■ **Supplied material**
· · ·

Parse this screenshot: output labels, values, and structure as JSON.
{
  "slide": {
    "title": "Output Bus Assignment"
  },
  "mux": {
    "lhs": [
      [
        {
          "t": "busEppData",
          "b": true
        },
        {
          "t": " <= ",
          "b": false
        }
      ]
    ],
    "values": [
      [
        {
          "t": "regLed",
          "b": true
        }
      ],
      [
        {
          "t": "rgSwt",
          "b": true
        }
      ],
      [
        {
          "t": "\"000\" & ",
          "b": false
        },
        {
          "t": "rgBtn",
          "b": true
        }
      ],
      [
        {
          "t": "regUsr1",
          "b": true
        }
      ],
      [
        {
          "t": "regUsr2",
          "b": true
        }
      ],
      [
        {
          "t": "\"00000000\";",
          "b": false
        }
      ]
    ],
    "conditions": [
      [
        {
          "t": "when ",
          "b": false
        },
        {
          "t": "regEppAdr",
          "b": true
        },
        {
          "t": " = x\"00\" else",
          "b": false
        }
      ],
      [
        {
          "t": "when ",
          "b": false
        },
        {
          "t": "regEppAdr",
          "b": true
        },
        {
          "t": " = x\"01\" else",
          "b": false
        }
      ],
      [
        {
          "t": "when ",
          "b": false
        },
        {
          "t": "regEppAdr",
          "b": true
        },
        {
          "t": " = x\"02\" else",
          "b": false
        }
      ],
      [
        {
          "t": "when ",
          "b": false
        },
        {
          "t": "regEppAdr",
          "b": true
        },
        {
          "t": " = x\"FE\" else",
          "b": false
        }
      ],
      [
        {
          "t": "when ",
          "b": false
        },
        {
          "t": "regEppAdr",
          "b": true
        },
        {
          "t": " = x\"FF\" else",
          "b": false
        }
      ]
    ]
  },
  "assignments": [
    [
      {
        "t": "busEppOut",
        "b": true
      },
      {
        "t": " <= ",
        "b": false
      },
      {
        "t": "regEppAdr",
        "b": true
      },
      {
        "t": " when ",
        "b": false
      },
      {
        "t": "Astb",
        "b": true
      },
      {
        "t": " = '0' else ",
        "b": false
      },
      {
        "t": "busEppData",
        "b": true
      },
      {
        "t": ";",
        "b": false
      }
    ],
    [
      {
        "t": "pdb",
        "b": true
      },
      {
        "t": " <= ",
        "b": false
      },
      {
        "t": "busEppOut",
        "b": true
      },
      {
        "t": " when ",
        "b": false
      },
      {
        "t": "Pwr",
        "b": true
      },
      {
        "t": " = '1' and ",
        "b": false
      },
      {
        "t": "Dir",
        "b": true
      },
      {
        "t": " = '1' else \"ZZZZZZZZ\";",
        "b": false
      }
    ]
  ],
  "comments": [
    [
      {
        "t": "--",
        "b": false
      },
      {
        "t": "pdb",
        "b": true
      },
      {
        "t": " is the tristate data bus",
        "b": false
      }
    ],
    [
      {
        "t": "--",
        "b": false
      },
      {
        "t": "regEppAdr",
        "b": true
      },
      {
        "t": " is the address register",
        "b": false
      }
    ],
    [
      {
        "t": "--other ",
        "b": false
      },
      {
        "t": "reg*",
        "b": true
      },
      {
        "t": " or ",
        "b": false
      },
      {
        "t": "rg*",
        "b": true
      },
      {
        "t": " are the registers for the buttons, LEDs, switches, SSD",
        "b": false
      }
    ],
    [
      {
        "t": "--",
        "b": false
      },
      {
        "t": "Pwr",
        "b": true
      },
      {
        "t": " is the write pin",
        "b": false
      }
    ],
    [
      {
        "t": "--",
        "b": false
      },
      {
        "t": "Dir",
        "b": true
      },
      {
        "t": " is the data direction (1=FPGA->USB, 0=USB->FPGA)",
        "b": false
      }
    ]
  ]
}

· · ·

■ **Task prompt**
Using the listing above, reproduce each line without omission.

■ **Exercise answer**
Parse this screenshot: output labels, values, and structure as JSON.
{
  "slide": {
    "title": "Output Bus Assignment"
  },
  "mux": {
    "lhs": [
      [
        {
          "t": "busEppData",
          "b": true
        },
        {
          "t": " <= ",
          "b": false
        }
      ]
    ],
    "values": [
      [
        {
          "t": "regLed",
          "b": true
        }
      ],
      [
        {
          "t": "rgSwt",
          "b": true
        }
      ],
      [
        {
          "t": "\"000\" & ",
          "b": false
        },
        {
          "t": "rgBtn",
          "b": true
        }
      ],
      [
        {
          "t": "regUsr1",
          "b": true
        }
      ],
      [
        {
          "t": "regUsr2",
          "b": true
        }
      ],
      [
        {
          "t": "\"00000000\";",
          "b": false
        }
      ]
    ],
    "conditions": [
      [
        {
          "t": "when ",
          "b": false
        },
        {
          "t": "regEppAdr",
          "b": true
        },
        {
          "t": " = x\"00\" else",
          "b": false
        }
      ],
      [
        {
          "t": "when ",
          "b": false
        },
        {
          "t": "regEppAdr",
          "b": true
        },
        {
          "t": " = x\"01\" else",
          "b": false
        }
      ],
      [
        {
          "t": "when ",
          "b": false
        },
        {
          "t": "regEppAdr",
          "b": true
        },
        {
          "t": " = x\"02\" else",
          "b": false
        }
      ],
      [
        {
          "t": "when ",
          "b": false
        },
        {
          "t": "regEppAdr",
          "b": true
        },
        {
          "t": " = x\"FE\" else",
          "b": false
        }
      ],
      [
        {
          "t": "when ",
          "b": false
        },
        {
          "t": "regEppAdr",
          "b": true
        },
        {
          "t": " = x\"FF\" else",
          "b": false
        }
      ]
    ]
  },
  "assignments": [
    [
      {
        "t": "busEppOut",
        "b": true
      },
      {
        "t": " <= ",
        "b": false
      },
      {
        "t": "regEppAdr",
        "b": true
      },
      {
        "t": " when ",
        "b": false
      },
      {
        "t": "Astb",
        "b": true
      },
      {
        "t": " = '0' else ",
        "b": false
      },
      {
        "t": "busEppData",
        "b": true
      },
      {
        "t": ";",
        "b": false
      }
    ],
    [
      {
        "t": "pdb",
        "b": true
      },
      {
        "t": " <= ",
        "b": false
      },
      {
        "t": "busEppOut",
        "b": true
      },
      {
        "t": " when ",
        "b": false
      },
      {
        "t": "Pwr",
        "b": true
      },
      {
        "t": " = '1' and ",
        "b": false
      },
      {
        "t": "Dir",
        "b": true
      },
      {
        "t": " = '1' else \"ZZZZZZZZ\";",
        "b": false
      }
    ]
  ],
  "comments": [
    [
      {
        "t": "--",
        "b": false
      },
      {
        "t": "pdb",
        "b": true
      },
      {
        "t": " is the tristate data bus",
        "b": false
      }
    ],
    [
      {
        "t": "--",
        "b": false
      },
      {
        "t": "regEppAdr",
        "b": true
      },
      {
        "t": " is the address register",
        "b": false
      }
    ],
    [
      {
        "t": "--other ",
        "b": false
      },
      {
        "t": "reg*",
        "b": true
      },
      {
        "t": " or ",
        "b": false
      },
      {
        "t": "rg*",
        "b": true
      },
      {
        "t": " are the registers for the buttons, LEDs, switches, SSD",
        "b": false
      }
    ],
    [
      {
        "t": "--",
        "b": false
      },
      {
        "t": "Pwr",
        "b": true
      },
      {
        "t": " is the write pin",
        "b": false
      }
    ],
    [
      {
        "t": "--",
        "b": false
      },
      {
        "t": "Dir",
        "b": true
      },
      {
        "t": " is the data direction (1=FPGA->USB, 0=USB->FPGA)",
        "b": false
      }
    ]
  ]
}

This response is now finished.